WRITTEN PROBLEM ▸ In this exercise, reproduce all the entries that follow exactly.

TASK DATA ▸
================

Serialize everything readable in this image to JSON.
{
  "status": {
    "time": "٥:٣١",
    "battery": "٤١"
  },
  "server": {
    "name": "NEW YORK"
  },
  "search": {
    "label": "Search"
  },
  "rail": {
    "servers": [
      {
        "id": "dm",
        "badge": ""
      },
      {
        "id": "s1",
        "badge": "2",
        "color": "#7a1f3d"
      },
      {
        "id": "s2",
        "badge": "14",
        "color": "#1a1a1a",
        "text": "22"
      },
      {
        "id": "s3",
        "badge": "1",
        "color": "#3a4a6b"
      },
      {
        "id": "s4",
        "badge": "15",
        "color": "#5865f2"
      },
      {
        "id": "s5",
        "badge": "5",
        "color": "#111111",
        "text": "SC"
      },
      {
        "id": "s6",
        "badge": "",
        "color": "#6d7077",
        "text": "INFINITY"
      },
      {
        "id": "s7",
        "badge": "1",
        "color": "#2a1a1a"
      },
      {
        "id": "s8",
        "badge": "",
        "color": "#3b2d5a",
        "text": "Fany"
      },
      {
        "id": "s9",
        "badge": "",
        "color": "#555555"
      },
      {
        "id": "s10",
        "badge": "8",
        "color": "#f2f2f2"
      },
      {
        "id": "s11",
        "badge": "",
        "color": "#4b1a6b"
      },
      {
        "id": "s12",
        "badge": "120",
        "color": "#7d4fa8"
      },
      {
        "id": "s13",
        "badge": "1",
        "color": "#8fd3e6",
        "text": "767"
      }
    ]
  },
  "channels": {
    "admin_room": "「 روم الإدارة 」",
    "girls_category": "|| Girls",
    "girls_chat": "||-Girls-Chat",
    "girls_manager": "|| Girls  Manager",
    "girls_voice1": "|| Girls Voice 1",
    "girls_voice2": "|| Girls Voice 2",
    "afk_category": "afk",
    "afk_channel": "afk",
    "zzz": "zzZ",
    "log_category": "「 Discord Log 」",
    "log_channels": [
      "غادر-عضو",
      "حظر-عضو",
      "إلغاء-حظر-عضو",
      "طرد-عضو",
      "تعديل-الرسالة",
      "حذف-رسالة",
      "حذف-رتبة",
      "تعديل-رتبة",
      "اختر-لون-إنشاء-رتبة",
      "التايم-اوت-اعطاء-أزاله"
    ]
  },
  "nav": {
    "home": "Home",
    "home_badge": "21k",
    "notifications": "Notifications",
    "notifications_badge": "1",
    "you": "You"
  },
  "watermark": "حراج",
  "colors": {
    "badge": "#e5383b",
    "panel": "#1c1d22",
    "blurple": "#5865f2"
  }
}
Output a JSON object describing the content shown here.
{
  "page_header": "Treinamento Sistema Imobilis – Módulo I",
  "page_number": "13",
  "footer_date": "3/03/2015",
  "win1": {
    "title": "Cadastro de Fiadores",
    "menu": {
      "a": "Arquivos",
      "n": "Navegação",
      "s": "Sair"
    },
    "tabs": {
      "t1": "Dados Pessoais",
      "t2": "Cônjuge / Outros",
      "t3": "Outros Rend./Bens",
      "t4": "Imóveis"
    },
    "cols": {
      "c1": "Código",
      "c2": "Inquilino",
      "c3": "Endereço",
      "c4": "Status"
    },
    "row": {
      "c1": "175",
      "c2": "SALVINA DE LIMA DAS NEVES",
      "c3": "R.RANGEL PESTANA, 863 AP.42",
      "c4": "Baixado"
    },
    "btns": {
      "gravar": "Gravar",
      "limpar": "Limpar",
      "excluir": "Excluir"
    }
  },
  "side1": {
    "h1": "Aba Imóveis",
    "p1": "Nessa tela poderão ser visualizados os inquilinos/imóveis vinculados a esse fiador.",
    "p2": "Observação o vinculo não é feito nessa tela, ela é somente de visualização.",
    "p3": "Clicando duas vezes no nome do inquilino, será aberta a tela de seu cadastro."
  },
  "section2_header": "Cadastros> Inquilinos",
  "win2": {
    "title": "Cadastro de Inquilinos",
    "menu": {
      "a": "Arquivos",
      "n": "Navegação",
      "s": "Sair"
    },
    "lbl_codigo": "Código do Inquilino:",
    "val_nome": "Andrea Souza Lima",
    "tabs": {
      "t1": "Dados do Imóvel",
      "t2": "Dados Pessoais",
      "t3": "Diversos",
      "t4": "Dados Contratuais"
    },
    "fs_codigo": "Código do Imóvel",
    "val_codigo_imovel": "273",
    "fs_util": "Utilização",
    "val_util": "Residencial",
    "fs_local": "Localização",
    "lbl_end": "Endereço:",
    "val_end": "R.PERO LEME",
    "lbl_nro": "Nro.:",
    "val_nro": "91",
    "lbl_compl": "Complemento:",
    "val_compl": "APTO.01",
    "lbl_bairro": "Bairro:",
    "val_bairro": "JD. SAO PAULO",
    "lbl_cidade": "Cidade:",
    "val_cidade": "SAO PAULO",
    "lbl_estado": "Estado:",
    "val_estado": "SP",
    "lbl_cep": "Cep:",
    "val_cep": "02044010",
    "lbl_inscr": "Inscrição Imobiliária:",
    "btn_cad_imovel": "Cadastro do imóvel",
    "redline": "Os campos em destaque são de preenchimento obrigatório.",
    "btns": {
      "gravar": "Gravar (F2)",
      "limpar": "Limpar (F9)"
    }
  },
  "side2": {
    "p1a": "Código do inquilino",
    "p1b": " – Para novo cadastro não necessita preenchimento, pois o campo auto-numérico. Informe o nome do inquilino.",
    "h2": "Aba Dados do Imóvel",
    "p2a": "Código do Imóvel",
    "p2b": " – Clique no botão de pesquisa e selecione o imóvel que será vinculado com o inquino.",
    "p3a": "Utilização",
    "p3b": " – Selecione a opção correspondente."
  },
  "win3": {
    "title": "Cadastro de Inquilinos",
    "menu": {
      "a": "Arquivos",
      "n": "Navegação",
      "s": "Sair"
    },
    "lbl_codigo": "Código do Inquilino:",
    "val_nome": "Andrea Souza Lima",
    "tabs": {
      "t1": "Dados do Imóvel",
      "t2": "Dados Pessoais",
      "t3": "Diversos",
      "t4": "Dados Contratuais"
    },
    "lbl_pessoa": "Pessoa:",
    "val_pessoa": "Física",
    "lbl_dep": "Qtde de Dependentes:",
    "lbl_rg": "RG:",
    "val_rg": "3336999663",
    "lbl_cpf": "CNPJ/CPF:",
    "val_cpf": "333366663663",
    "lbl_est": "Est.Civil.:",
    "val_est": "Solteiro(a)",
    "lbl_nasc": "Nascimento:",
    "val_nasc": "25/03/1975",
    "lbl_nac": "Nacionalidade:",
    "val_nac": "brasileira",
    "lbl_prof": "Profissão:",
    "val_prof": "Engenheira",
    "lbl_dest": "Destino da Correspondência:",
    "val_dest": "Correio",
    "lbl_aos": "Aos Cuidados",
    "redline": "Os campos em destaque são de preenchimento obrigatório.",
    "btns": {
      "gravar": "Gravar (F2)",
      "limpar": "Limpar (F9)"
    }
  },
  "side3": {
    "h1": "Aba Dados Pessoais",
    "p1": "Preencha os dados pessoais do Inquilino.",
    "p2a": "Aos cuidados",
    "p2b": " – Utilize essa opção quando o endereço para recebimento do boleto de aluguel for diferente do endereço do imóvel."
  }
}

================

RESULT OF THE TASK ▸
Serialize everything readable in this image to JSON.
{
  "status": {
    "time": "٥:٣١",
    "battery": "٤١"
  },
  "server": {
    "name": "NEW YORK"
  },
  "search": {
    "label": "Search"
  },
  "rail": {
    "servers": [
      {
        "id": "dm",
        "badge": ""
      },
      {
        "id": "s1",
        "badge": "2",
        "color": "#7a1f3d"
      },
      {
        "id": "s2",
        "badge": "14",
        "color": "#1a1a1a",
        "text": "22"
      },
      {
        "id": "s3",
        "badge": "1",
        "color": "#3a4a6b"
      },
      {
        "id": "s4",
        "badge": "15",
        "color": "#5865f2"
      },
      {
        "id": "s5",
        "badge": "5",
        "color": "#111111",
        "text": "SC"
      },
      {
        "id": "s6",
        "badge": "",
        "color": "#6d7077",
        "text": "INFINITY"
      },
      {
        "id": "s7",
        "badge": "1",
        "color": "#2a1a1a"
      },
      {
        "id": "s8",
        "badge": "",
        "color": "#3b2d5a",
        "text": "Fany"
      },
      {
        "id": "s9",
        "badge": "",
        "color": "#555555"
      },
      {
        "id": "s10",
        "badge": "8",
        "color": "#f2f2f2"
      },
      {
        "id": "s11",
        "badge": "",
        "color": "#4b1a6b"
      },
      {
        "id": "s12",
        "badge": "120",
        "color": "#7d4fa8"
      },
      {
        "id": "s13",
        "badge": "1",
        "color": "#8fd3e6",
        "text": "767"
      }
    ]
  },
  "channels": {
    "admin_room": "「 روم الإدارة 」",
    "girls_category": "|| Girls",
    "girls_chat": "||-Girls-Chat",
    "girls_manager": "|| Girls  Manager",
    "girls_voice1": "|| Girls Voice 1",
    "girls_voice2": "|| Girls Voice 2",
    "afk_category": "afk",
    "afk_channel": "afk",
    "zzz": "zzZ",
    "log_category": "「 Discord Log 」",
    "log_channels": [
      "غادر-عضو",
      "حظر-عضو",
      "إلغاء-حظر-عضو",
      "طرد-عضو",
      "تعديل-الرسالة",
      "حذف-رسالة",
      "حذف-رتبة",
      "تعديل-رتبة",
      "اختر-لون-إنشاء-رتبة",
      "التايم-اوت-اعطاء-أزاله"
    ]
  },
  "nav": {
    "home": "Home",
    "home_badge": "21k",
    "notifications": "Notifications",
    "notifications_badge": "1",
    "you": "You"
  },
  "watermark": "حراج",
  "colors": {
    "badge": "#e5383b",
    "panel": "#1c1d22",
    "blurple": "#5865f2"
  }
}
Output a JSON object describing the content shown here.
{
  "page_header": "Treinamento Sistema Imobilis – Módulo I",
  "page_number": "13",
  "footer_date": "3/03/2015",
  "win1": {
    "title": "Cadastro de Fiadores",
    "menu": {
      "a": "Arquivos",
      "n": "Navegação",
      "s": "Sair"
    },
    "tabs": {
      "t1": "Dados Pessoais",
      "t2": "Cônjuge / Outros",
      "t3": "Outros Rend./Bens",
      "t4": "Imóveis"
    },
    "cols": {
      "c1": "Código",
      "c2": "Inquilino",
      "c3": "Endereço",
      "c4": "Status"
    },
    "row": {
      "c1": "175",
      "c2": "SALVINA DE LIMA DAS NEVES",
      "c3": "R.RANGEL PESTANA, 863 AP.42",
      "c4": "Baixado"
    },
    "btns": {
      "gravar": "Gravar",
      "limpar": "Limpar",
      "excluir": "Excluir"
    }
  },
  "side1": {
    "h1": "Aba Imóveis",
    "p1": "Nessa tela poderão ser visualizados os inquilinos/imóveis vinculados a esse fiador.",
    "p2": "Observação o vinculo não é feito nessa tela, ela é somente de visualização.",
    "p3": "Clicando duas vezes no nome do inquilino, será aberta a tela de seu cadastro."
  },
  "section2_header": "Cadastros> Inquilinos",
  "win2": {
    "title": "Cadastro de Inquilinos",
    "menu": {
      "a": "Arquivos",
      "n": "Navegação",
      "s": "Sair"
    },
    "lbl_codigo": "Código do Inquilino:",
    "val_nome": "Andrea Souza Lima",
    "tabs": {
      "t1": "Dados do Imóvel",
      "t2": "Dados Pessoais",
      "t3": "Diversos",
      "t4": "Dados Contratuais"
    },
    "fs_codigo": "Código do Imóvel",
    "val_codigo_imovel": "273",
    "fs_util": "Utilização",
    "val_util": "Residencial",
    "fs_local": "Localização",
    "lbl_end": "Endereço:",
    "val_end": "R.PERO LEME",
    "lbl_nro": "Nro.:",
    "val_nro": "91",
    "lbl_compl": "Complemento:",
    "val_compl": "APTO.01",
    "lbl_bairro": "Bairro:",
    "val_bairro": "JD. SAO PAULO",
    "lbl_cidade": "Cidade:",
    "val_cidade": "SAO PAULO",
    "lbl_estado": "Estado:",
    "val_estado": "SP",
    "lbl_cep": "Cep:",
    "val_cep": "02044010",
    "lbl_inscr": "Inscrição Imobiliária:",
    "btn_cad_imovel": "Cadastro do imóvel",
    "redline": "Os campos em destaque são de preenchimento obrigatório.",
    "btns": {
      "gravar": "Gravar (F2)",
      "limpar": "Limpar (F9)"
    }
  },
  "side2": {
    "p1a": "Código do inquilino",
    "p1b": " – Para novo cadastro não necessita preenchimento, pois o campo auto-numérico. Informe o nome do inquilino.",
    "h2": "Aba Dados do Imóvel",
    "p2a": "Código do Imóvel",
    "p2b": " – Clique no botão de pesquisa e selecione o imóvel que será vinculado com o inquino.",
    "p3a": "Utilização",
    "p3b": " – Selecione a opção correspondente."
  },
  "win3": {
    "title": "Cadastro de Inquilinos",
    "menu": {
      "a": "Arquivos",
      "n": "Navegação",
      "s": "Sair"
    },
    "lbl_codigo": "Código do Inquilino:",
    "val_nome": "Andrea Souza Lima",
    "tabs": {
      "t1": "Dados do Imóvel",
      "t2": "Dados Pessoais",
      "t3": "Diversos",
      "t4": "Dados Contratuais"
    },
    "lbl_pessoa": "Pessoa:",
    "val_pessoa": "Física",
    "lbl_dep": "Qtde de Dependentes:",
    "lbl_rg": "RG:",
    "val_rg": "3336999663",
    "lbl_cpf": "CNPJ/CPF:",
    "val_cpf": "333366663663",
    "lbl_est": "Est.Civil.:",
    "val_est": "Solteiro(a)",
    "lbl_nasc": "Nascimento:",
    "val_nasc": "25/03/1975",
    "lbl_nac": "Nacionalidade:",
    "val_nac": "brasileira",
    "lbl_prof": "Profissão:",
    "val_prof": "Engenheira",
    "lbl_dest": "Destino da Correspondência:",
    "val_dest": "Correio",
    "lbl_aos": "Aos Cuidados",
    "redline": "Os campos em destaque são de preenchimento obrigatório.",
    "btns": {
      "gravar": "Gravar (F2)",
      "limpar": "Limpar (F9)"
    }
  },
  "side3": {
    "h1": "Aba Dados Pessoais",
    "p1": "Preencha os dados pessoais do Inquilino.",
    "p2a": "Aos cuidados",
    "p2b": " – Utilize essa opção quando o endereço para recebimento do boleto de aluguel for diferente do endereço do imóvel."
  }
}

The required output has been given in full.